Image from Airplane-Pictures.net
Date Set for Jatropha-Powered Test Flight
The announcement that Air New Zealand had set an ambitious sustainable biofuels goal for 2013 created a lot of buzz back in September. But all too often such announcements amount to nothing. This time, however, the early signs are looking positive that this initiative may actually yield results. We've just heard via Green Car Congress that Air New Zealand, in conjunction with Boeing and UOP, have just set a date for their first test-flight running on 50% biofuel produced from non-food sources. There's more:
The biofuel in question will be blended 50/50 with regular jet fuel, and will be produced from Jatropha, an inedible plant that can be grown on soils where food plants cannot thrive (you can read more on TreeHugger about jatropha biofuels). According to the UOP press release about the biofuel, the technology is also adaptable to algae feedstocks. Air New Zealand Chief Executive Officer Rob Fyfe had this to say about the initiative and how it fits into the airline's wider sustainability goals:
"This flight strongly supports our efforts to be the world's most environmentally responsible airline. We recently demonstrated the fuel and environmental gains that can be achieved through advanced operational procedures using Boeing 777s. We're also modernizing our fleet as we await our Trent 1000-powered 787-9 Dreamliners that will burn 20 percent less fuel than the planes they replace. Introducing a new generation of sustainable fuels is the next logical step in our efforts to further save fuel and reduce aircraft emissions."

_The task_
Answer these questions from the article on the Jatropha test flight:
(a) Which two companies is Air New Zealand working with on the test flight?
(b) What plant will the biofuel be produced from?
(c) How much less fuel will the Trent 1000-powered 787-9 Dreamliners burn than the planes they replace?
The records that follow have no connection to the article above.

_Records supplied_
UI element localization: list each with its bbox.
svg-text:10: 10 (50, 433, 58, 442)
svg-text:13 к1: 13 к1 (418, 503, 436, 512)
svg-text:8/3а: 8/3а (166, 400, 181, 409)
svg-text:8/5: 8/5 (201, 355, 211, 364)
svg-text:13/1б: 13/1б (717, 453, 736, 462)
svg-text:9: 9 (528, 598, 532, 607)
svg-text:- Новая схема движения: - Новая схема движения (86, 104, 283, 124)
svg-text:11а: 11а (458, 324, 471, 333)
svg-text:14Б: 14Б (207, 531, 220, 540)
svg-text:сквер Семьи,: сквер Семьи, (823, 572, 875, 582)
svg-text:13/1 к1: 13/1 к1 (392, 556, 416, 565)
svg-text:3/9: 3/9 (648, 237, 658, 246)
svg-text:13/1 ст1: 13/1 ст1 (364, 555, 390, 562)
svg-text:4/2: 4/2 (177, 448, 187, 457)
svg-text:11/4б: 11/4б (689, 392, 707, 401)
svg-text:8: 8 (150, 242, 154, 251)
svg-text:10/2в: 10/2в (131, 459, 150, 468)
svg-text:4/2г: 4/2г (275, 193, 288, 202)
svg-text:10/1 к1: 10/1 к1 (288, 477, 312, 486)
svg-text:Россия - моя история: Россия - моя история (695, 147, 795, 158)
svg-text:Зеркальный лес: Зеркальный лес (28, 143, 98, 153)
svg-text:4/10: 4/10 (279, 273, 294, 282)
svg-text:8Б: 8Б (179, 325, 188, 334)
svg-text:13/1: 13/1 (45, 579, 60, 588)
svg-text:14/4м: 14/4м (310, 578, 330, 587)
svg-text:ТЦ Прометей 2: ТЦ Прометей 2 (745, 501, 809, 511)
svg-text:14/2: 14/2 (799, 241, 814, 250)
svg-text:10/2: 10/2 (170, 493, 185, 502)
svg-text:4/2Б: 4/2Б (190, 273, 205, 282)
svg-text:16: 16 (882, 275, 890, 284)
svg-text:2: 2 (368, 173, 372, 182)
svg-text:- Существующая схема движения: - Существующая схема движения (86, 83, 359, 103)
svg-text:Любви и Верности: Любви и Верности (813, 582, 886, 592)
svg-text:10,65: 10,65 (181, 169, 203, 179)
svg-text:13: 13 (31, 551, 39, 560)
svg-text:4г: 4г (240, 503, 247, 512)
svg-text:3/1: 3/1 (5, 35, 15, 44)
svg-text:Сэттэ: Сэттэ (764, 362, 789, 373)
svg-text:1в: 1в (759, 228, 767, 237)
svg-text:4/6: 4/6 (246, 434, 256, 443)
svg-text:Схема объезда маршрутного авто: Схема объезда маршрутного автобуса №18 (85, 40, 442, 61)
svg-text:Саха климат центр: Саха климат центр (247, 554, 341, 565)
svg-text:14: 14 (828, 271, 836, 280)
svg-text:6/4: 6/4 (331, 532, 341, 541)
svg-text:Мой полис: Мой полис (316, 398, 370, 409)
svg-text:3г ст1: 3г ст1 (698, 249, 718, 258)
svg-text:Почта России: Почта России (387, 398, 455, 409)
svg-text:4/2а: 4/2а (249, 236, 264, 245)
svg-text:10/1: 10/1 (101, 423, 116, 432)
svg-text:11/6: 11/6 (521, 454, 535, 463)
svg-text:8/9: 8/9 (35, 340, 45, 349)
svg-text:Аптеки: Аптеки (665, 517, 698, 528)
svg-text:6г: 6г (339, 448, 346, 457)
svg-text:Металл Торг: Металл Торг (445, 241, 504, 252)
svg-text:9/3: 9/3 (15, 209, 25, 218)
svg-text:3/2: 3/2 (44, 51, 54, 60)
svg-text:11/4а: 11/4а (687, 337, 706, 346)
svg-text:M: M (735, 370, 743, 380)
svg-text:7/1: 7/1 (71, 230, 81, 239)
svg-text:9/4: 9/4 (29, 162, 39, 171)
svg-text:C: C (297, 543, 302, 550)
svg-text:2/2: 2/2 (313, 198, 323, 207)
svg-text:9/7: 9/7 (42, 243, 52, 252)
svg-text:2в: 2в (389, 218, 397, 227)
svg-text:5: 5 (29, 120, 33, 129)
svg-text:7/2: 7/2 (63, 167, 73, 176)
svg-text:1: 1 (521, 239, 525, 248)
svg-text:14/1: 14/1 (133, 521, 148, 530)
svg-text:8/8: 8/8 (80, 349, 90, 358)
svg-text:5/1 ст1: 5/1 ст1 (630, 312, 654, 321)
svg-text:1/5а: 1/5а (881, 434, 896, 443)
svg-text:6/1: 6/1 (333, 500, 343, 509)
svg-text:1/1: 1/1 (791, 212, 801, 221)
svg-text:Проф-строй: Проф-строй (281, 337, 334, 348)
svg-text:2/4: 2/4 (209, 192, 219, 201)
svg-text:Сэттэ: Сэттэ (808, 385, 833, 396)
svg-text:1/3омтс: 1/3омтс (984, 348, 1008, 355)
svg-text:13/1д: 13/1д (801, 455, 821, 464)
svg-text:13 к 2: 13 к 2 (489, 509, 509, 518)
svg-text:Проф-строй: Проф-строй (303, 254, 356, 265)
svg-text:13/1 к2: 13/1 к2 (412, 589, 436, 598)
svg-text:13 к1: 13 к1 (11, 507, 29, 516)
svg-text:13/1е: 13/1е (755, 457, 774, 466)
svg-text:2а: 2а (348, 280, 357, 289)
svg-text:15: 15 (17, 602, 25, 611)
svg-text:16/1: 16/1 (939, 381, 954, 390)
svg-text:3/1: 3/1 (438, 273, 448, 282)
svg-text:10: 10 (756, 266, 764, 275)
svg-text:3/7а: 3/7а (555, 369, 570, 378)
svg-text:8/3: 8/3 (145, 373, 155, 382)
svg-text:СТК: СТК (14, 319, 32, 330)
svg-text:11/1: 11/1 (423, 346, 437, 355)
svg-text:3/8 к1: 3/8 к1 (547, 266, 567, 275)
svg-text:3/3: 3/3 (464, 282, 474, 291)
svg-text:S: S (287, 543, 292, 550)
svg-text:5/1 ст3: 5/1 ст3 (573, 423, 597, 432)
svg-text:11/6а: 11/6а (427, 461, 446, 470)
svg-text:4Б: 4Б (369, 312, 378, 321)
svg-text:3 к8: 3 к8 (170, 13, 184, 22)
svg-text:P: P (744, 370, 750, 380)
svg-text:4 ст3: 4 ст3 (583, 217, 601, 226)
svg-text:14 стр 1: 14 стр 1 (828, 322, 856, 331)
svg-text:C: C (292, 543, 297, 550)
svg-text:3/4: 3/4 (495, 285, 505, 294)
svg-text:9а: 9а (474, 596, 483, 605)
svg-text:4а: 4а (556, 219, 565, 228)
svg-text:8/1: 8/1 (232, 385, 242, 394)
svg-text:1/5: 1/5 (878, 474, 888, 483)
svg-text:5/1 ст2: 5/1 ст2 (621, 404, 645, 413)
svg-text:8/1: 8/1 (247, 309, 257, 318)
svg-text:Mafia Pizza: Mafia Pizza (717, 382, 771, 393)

_Task response_
(a) Boeing and UOP
(b) Jatropha
(c) 20 percent